-- BEGIN INFORMATION SHOWN --

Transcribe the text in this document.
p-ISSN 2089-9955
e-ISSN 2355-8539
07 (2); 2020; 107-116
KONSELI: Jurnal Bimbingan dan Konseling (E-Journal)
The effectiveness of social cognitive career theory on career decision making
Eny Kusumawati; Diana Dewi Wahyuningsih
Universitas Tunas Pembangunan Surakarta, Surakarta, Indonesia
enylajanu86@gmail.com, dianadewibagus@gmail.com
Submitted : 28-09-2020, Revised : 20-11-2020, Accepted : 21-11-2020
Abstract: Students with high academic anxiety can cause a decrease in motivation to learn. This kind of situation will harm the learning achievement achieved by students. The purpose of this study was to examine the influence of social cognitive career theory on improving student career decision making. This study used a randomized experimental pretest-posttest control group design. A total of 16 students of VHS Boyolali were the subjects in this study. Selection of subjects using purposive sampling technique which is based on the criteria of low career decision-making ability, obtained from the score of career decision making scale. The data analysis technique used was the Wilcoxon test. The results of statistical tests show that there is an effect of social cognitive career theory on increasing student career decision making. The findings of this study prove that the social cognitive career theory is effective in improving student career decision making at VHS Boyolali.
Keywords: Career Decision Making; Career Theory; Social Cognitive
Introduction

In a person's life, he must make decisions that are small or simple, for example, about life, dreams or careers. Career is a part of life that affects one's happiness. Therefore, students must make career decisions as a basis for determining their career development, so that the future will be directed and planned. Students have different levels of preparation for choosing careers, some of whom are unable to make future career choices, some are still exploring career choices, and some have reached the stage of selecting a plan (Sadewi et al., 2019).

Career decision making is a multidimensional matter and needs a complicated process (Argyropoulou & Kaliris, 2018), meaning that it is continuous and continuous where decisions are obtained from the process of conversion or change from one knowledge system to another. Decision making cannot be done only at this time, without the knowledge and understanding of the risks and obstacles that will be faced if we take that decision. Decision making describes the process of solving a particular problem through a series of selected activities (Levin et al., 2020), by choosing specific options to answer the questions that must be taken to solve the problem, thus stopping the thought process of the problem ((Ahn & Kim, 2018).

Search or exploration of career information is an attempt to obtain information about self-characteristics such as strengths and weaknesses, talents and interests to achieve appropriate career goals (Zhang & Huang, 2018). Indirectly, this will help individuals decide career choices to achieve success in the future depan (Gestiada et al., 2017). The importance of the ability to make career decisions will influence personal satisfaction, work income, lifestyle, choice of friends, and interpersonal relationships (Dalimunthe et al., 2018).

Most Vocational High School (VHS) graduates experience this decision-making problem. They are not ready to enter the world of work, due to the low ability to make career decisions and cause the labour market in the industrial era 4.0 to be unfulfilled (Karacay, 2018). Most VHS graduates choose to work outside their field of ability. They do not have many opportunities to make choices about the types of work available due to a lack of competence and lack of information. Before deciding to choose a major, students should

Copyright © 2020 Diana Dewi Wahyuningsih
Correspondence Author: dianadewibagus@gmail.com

-- END INFORMATION SHOWN --

§ **TASK DIRECTIONS**
Tally the lines in this data that hold the word "gmail" and state only the count.

§ **THE REPLY**
2